* What needs to be done
Edit the listing below so that "chart-frame" becomes "chart-border" wherever it appears, leaving every other line and character as it is.
--- BEGIN Data provided ---
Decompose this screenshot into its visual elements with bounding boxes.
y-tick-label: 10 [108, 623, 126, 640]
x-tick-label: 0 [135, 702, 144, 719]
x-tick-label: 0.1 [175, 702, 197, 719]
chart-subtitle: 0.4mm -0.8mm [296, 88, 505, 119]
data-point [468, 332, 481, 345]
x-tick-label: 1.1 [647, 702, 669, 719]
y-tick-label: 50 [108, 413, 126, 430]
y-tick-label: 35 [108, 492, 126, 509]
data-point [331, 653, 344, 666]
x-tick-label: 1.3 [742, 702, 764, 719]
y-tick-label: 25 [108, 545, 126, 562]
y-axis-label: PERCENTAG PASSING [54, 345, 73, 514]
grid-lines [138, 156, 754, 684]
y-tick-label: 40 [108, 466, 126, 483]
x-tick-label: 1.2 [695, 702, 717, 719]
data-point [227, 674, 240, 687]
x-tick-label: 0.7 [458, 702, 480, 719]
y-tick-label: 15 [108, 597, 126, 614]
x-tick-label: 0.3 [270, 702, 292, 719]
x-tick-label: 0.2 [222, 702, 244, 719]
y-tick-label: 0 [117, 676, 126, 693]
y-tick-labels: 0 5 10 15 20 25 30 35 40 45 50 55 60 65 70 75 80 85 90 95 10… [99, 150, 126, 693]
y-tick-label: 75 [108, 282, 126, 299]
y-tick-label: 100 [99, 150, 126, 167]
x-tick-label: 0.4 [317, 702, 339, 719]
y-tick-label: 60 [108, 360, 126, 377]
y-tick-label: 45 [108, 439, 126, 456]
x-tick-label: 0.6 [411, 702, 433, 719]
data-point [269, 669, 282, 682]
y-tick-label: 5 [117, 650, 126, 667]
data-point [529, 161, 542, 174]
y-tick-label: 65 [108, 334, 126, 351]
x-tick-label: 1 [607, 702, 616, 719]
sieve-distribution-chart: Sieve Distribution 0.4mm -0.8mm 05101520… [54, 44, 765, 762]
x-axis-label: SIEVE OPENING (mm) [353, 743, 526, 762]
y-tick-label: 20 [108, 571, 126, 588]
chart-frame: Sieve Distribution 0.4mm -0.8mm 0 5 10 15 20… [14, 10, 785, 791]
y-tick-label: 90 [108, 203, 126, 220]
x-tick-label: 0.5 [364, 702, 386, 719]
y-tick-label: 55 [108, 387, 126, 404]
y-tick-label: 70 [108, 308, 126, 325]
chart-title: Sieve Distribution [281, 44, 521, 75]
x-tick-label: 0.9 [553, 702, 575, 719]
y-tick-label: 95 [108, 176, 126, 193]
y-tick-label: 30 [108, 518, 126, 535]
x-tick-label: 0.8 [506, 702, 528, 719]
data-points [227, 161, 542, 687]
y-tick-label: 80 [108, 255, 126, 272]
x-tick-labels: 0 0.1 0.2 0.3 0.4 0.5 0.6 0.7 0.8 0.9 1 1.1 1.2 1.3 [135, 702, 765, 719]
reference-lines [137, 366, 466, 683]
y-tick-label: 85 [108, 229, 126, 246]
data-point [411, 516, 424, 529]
--- END Data provided ---
* Solved exercise
Decompose this screenshot into its visual elements with bounding boxes.
y-tick-label: 10 [108, 623, 126, 640]
x-tick-label: 0 [135, 702, 144, 719]
x-tick-label: 0.1 [175, 702, 197, 719]
chart-subtitle: 0.4mm -0.8mm [296, 88, 505, 119]
data-point [468, 332, 481, 345]
x-tick-label: 1.1 [647, 702, 669, 719]
y-tick-label: 50 [108, 413, 126, 430]
y-tick-label: 35 [108, 492, 126, 509]
data-point [331, 653, 344, 666]
x-tick-label: 1.3 [742, 702, 764, 719]
y-tick-label: 25 [108, 545, 126, 562]
y-axis-label: PERCENTAG PASSING [54, 345, 73, 514]
grid-lines [138, 156, 754, 684]
y-tick-label: 40 [108, 466, 126, 483]
x-tick-label: 1.2 [695, 702, 717, 719]
data-point [227, 674, 240, 687]
x-tick-label: 0.7 [458, 702, 480, 719]
y-tick-label: 15 [108, 597, 126, 614]
x-tick-label: 0.3 [270, 702, 292, 719]
x-tick-label: 0.2 [222, 702, 244, 719]
y-tick-label: 0 [117, 676, 126, 693]
y-tick-labels: 0 5 10 15 20 25 30 35 40 45 50 55 60 65 70 75 80 85 90 95 10… [99, 150, 126, 693]
y-tick-label: 75 [108, 282, 126, 299]
y-tick-label: 100 [99, 150, 126, 167]
x-tick-label: 0.4 [317, 702, 339, 719]
y-tick-label: 60 [108, 360, 126, 377]
y-tick-label: 45 [108, 439, 126, 456]
x-tick-label: 0.6 [411, 702, 433, 719]
data-point [269, 669, 282, 682]
y-tick-label: 5 [117, 650, 126, 667]
data-point [529, 161, 542, 174]
y-tick-label: 65 [108, 334, 126, 351]
x-tick-label: 1 [607, 702, 616, 719]
sieve-distribution-chart: Sieve Distribution 0.4mm -0.8mm 05101520… [54, 44, 765, 762]
x-axis-label: SIEVE OPENING (mm) [353, 743, 526, 762]
y-tick-label: 20 [108, 571, 126, 588]
chart-border: Sieve Distribution 0.4mm -0.8mm 0 5 10 15 20… [14, 10, 785, 791]
y-tick-label: 90 [108, 203, 126, 220]
x-tick-label: 0.5 [364, 702, 386, 719]
y-tick-label: 55 [108, 387, 126, 404]
y-tick-label: 70 [108, 308, 126, 325]
chart-title: Sieve Distribution [281, 44, 521, 75]
x-tick-label: 0.9 [553, 702, 575, 719]
y-tick-label: 95 [108, 176, 126, 193]
y-tick-label: 30 [108, 518, 126, 535]
x-tick-label: 0.8 [506, 702, 528, 719]
data-points [227, 161, 542, 687]
y-tick-label: 80 [108, 255, 126, 272]
x-tick-labels: 0 0.1 0.2 0.3 0.4 0.5 0.6 0.7 0.8 0.9 1 1.1 1.2 1.3 [135, 702, 765, 719]
reference-lines [137, 366, 466, 683]
y-tick-label: 85 [108, 229, 126, 246]
data-point [411, 516, 424, 529]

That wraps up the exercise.